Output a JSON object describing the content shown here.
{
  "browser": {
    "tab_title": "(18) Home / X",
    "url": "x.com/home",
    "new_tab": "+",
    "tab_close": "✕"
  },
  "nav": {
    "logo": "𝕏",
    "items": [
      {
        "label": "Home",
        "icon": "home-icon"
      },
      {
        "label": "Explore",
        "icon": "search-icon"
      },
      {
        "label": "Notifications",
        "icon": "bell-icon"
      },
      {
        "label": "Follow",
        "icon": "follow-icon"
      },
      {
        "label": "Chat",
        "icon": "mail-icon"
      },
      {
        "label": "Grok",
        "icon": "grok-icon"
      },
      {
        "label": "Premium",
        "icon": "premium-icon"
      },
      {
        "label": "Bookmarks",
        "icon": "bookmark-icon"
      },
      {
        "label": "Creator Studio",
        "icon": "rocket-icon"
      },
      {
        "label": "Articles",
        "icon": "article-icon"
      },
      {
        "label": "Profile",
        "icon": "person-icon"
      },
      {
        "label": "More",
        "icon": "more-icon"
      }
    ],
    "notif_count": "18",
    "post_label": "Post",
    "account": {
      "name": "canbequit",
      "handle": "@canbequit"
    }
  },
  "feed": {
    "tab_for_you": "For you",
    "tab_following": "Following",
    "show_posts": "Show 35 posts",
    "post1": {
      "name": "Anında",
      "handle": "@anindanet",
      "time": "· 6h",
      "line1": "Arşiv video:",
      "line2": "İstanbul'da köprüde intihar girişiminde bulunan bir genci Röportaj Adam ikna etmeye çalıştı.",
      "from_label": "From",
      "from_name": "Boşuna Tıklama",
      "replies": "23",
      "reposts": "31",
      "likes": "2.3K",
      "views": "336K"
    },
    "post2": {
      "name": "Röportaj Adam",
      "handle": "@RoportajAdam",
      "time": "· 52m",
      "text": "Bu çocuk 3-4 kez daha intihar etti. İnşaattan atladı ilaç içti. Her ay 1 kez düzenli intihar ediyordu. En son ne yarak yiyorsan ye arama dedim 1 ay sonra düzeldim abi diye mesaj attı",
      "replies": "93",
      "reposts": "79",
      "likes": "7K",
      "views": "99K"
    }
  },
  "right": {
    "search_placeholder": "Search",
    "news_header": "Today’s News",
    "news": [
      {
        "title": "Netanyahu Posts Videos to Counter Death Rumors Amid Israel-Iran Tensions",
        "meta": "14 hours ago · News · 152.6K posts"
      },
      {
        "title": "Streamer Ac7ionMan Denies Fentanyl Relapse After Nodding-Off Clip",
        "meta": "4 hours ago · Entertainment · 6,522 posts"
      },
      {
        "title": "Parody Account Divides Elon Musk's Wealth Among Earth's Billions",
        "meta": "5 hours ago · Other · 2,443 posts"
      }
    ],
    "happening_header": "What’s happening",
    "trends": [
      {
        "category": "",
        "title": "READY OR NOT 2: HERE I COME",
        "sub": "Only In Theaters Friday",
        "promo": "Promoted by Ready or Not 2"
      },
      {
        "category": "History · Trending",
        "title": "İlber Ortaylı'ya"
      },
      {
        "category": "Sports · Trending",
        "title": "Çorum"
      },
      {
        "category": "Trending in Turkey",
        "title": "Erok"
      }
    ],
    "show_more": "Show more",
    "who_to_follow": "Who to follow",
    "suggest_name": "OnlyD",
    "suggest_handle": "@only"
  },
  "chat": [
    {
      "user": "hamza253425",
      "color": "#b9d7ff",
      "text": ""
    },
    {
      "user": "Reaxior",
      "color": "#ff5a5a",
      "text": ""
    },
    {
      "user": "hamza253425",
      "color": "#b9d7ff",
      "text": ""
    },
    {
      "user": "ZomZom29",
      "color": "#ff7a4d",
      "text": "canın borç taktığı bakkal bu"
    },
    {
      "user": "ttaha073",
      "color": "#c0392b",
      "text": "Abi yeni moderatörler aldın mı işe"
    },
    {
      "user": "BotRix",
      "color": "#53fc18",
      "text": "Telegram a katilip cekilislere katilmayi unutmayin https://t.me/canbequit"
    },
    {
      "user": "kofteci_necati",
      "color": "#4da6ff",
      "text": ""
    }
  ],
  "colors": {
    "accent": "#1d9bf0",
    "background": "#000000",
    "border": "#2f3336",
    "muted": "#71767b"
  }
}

************

◆ **What the exercise asks**
From the records above, report the count of lines containing "category" and nothing more.

◆ **Result**
4